Short problem: Output the records. Match them exactly.

Figure collection entries:

★ ★ ★ ★ ★ ★ ★

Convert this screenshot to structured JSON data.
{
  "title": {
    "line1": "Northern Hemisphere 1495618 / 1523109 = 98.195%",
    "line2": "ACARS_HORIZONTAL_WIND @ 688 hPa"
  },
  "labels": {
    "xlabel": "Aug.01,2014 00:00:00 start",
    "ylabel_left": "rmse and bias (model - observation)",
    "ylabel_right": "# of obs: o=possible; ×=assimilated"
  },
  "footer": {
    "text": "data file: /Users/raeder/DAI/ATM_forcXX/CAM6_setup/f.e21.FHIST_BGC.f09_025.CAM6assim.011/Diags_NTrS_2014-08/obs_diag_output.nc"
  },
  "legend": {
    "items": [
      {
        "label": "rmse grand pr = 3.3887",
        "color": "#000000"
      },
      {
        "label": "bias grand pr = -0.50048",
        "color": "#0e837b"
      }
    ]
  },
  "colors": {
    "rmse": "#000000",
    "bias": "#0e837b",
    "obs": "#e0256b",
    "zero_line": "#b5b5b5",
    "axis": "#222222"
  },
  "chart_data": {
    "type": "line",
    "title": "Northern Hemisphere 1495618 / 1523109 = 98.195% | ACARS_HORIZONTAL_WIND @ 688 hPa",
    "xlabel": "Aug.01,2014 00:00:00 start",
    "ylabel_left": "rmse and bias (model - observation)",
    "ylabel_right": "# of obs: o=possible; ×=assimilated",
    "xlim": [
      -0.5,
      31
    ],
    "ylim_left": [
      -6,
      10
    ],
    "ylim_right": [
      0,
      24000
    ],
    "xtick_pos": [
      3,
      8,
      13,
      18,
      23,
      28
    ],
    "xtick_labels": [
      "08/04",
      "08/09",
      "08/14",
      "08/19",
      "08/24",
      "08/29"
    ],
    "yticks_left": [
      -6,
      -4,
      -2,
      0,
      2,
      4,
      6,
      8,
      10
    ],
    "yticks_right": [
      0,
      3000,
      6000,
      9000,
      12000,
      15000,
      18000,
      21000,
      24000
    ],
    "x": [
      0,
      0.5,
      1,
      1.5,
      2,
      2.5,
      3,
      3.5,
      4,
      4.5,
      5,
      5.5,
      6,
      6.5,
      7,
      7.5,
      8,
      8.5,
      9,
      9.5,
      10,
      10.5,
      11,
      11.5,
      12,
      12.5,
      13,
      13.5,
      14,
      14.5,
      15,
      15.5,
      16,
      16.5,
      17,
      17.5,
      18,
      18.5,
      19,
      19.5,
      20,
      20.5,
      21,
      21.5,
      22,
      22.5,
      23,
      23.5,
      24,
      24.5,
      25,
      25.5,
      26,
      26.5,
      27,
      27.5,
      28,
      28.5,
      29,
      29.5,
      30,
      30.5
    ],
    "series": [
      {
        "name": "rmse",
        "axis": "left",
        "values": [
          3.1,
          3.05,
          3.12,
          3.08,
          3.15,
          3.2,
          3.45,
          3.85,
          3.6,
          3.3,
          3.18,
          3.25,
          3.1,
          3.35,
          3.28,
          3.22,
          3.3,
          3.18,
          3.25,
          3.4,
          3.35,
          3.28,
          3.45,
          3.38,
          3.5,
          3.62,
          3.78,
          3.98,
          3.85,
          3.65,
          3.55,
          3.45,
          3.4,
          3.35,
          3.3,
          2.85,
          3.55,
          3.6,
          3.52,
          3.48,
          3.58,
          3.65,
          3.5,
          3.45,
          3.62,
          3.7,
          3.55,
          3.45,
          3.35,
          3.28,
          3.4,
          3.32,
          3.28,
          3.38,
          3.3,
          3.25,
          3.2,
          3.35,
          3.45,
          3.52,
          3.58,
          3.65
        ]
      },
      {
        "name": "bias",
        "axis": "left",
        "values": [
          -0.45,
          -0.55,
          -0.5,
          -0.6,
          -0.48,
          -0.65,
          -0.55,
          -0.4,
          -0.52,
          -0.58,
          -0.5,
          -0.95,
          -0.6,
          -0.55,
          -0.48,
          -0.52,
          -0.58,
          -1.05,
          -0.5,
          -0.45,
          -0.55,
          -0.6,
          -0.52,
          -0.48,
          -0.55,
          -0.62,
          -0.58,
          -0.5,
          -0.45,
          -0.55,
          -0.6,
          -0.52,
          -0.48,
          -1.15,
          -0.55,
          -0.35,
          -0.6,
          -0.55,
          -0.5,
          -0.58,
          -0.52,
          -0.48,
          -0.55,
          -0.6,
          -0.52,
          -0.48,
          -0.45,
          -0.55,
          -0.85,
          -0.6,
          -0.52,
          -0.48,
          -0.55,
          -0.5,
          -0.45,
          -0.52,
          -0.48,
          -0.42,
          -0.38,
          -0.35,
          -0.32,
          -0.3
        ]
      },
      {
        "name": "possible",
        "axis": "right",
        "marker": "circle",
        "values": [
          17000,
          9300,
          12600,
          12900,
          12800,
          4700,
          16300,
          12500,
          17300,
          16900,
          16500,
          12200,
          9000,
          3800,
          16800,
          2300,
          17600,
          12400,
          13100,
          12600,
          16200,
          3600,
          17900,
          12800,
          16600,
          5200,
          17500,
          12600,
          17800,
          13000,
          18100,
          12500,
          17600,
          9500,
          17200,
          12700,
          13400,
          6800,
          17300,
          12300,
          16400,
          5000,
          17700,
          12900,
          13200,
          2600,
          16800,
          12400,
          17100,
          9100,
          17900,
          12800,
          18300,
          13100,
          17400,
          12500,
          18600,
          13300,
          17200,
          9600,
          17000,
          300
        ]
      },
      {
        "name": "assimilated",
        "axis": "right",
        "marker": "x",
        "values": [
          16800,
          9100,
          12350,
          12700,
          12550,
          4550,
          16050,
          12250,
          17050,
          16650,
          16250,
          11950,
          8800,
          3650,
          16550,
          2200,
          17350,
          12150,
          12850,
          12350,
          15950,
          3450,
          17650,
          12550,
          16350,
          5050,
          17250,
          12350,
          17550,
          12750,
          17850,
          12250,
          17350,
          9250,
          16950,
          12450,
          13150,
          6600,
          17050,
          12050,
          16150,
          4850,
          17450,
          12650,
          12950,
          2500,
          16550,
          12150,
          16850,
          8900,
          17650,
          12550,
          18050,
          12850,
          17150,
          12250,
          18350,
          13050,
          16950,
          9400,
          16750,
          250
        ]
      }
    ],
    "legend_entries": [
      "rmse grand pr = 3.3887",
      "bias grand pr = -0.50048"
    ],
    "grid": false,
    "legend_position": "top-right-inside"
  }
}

★ ★ ★ ★ ★ ★ ★

Result:
Convert this screenshot to structured JSON data.
{
  "title": {
    "line1": "Northern Hemisphere 1495618 / 1523109 = 98.195%",
    "line2": "ACARS_HORIZONTAL_WIND @ 688 hPa"
  },
  "labels": {
    "xlabel": "Aug.01,2014 00:00:00 start",
    "ylabel_left": "rmse and bias (model - observation)",
    "ylabel_right": "# of obs: o=possible; ×=assimilated"
  },
  "footer": {
    "text": "data file: /Users/raeder/DAI/ATM_forcXX/CAM6_setup/f.e21.FHIST_BGC.f09_025.CAM6assim.011/Diags_NTrS_2014-08/obs_diag_output.nc"
  },
  "legend": {
    "items": [
      {
        "label": "rmse grand pr = 3.3887",
        "color": "#000000"
      },
      {
        "label": "bias grand pr = -0.50048",
        "color": "#0e837b"
      }
    ]
  },
  "colors": {
    "rmse": "#000000",
    "bias": "#0e837b",
    "obs": "#e0256b",
    "zero_line": "#b5b5b5",
    "axis": "#222222"
  },
  "chart_data": {
    "type": "line",
    "title": "Northern Hemisphere 1495618 / 1523109 = 98.195% | ACARS_HORIZONTAL_WIND @ 688 hPa",
    "xlabel": "Aug.01,2014 00:00:00 start",
    "ylabel_left": "rmse and bias (model - observation)",
    "ylabel_right": "# of obs: o=possible; ×=assimilated",
    "xlim": [
      -0.5,
      31
    ],
    "ylim_left": [
      -6,
      10
    ],
    "ylim_right": [
      0,
      24000
    ],
    "xtick_pos": [
      3,
      8,
      13,
      18,
      23,
      28
    ],
    "xtick_labels": [
      "08/04",
      "08/09",
      "08/14",
      "08/19",
      "08/24",
      "08/29"
    ],
    "yticks_left": [
      -6,
      -4,
      -2,
      0,
      2,
      4,
      6,
      8,
      10
    ],
    "yticks_right": [
      0,
      3000,
      6000,
      9000,
      12000,
      15000,
      18000,
      21000,
      24000
    ],
    "x": [
      0,
      0.5,
      1,
      1.5,
      2,
      2.5,
      3,
      3.5,
      4,
      4.5,
      5,
      5.5,
      6,
      6.5,
      7,
      7.5,
      8,
      8.5,
      9,
      9.5,
      10,
      10.5,
      11,
      11.5,
      12,
      12.5,
      13,
      13.5,
      14,
      14.5,
      15,
      15.5,
      16,
      16.5,
      17,
      17.5,
      18,
      18.5,
      19,
      19.5,
      20,
      20.5,
      21,
      21.5,
      22,
      22.5,
      23,
      23.5,
      24,
      24.5,
      25,
      25.5,
      26,
      26.5,
      27,
      27.5,
      28,
      28.5,
      29,
      29.5,
      30,
      30.5
    ],
    "series": [
      {
        "name": "rmse",
        "axis": "left",
        "values": [
          3.1,
          3.05,
          3.12,
          3.08,
          3.15,
          3.2,
          3.45,
          3.85,
          3.6,
          3.3,
          3.18,
          3.25,
          3.1,
          3.35,
          3.28,
          3.22,
          3.3,
          3.18,
          3.25,
          3.4,
          3.35,
          3.28,
          3.45,
          3.38,
          3.5,
          3.62,
          3.78,
          3.98,
          3.85,
          3.65,
          3.55,
          3.45,
          3.4,
          3.35,
          3.3,
          2.85,
          3.55,
          3.6,
          3.52,
          3.48,
          3.58,
          3.65,
          3.5,
          3.45,
          3.62,
          3.7,
          3.55,
          3.45,
          3.35,
          3.28,
          3.4,
          3.32,
          3.28,
          3.38,
          3.3,
          3.25,
          3.2,
          3.35,
          3.45,
          3.52,
          3.58,
          3.65
        ]
      },
      {
        "name": "bias",
        "axis": "left",
        "values": [
          -0.45,
          -0.55,
          -0.5,
          -0.6,
          -0.48,
          -0.65,
          -0.55,
          -0.4,
          -0.52,
          -0.58,
          -0.5,
          -0.95,
          -0.6,
          -0.55,
          -0.48,
          -0.52,
          -0.58,
          -1.05,
          -0.5,
          -0.45,
          -0.55,
          -0.6,
          -0.52,
          -0.48,
          -0.55,
          -0.62,
          -0.58,
          -0.5,
          -0.45,
          -0.55,
          -0.6,
          -0.52,
          -0.48,
          -1.15,
          -0.55,
          -0.35,
          -0.6,
          -0.55,
          -0.5,
          -0.58,
          -0.52,
          -0.48,
          -0.55,
          -0.6,
          -0.52,
          -0.48,
          -0.45,
          -0.55,
          -0.85,
          -0.6,
          -0.52,
          -0.48,
          -0.55,
          -0.5,
          -0.45,
          -0.52,
          -0.48,
          -0.42,
          -0.38,
          -0.35,
          -0.32,
          -0.3
        ]
      },
      {
        "name": "possible",
        "axis": "right",
        "marker": "circle",
        "values": [
          17000,
          9300,
          12600,
          12900,
          12800,
          4700,
          16300,
          12500,
          17300,
          16900,
          16500,
          12200,
          9000,
          3800,
          16800,
          2300,
          17600,
          12400,
          13100,
          12600,
          16200,
          3600,
          17900,
          12800,
          16600,
          5200,
          17500,
          12600,
          17800,
          13000,
          18100,
          12500,
          17600,
          9500,
          17200,
          12700,
          13400,
          6800,
          17300,
          12300,
          16400,
          5000,
          17700,
          12900,
          13200,
          2600,
          16800,
          12400,
          17100,
          9100,
          17900,
          12800,
          18300,
          13100,
          17400,
          12500,
          18600,
          13300,
          17200,
          9600,
          17000,
          300
        ]
      },
      {
        "name": "assimilated",
        "axis": "right",
        "marker": "x",
        "values": [
          16800,
          9100,
          12350,
          12700,
          12550,
          4550,
          16050,
          12250,
          17050,
          16650,
          16250,
          11950,
          8800,
          3650,
          16550,
          2200,
          17350,
          12150,
          12850,
          12350,
          15950,
          3450,
          17650,
          12550,
          16350,
          5050,
          17250,
          12350,
          17550,
          12750,
          17850,
          12250,
          17350,
          9250,
          16950,
          12450,
          13150,
          6600,
          17050,
          12050,
          16150,
          4850,
          17450,
          12650,
          12950,
          2500,
          16550,
          12150,
          16850,
          8900,
          17650,
          12550,
          18050,
          12850,
          17150,
          12250,
          18350,
          13050,
          16950,
          9400,
          16750,
          250
        ]
      }
    ],
    "legend_entries": [
      "rmse grand pr = 3.3887",
      "bias grand pr = -0.50048"
    ],
    "grid": false,
    "legend_position": "top-right-inside"
  }
}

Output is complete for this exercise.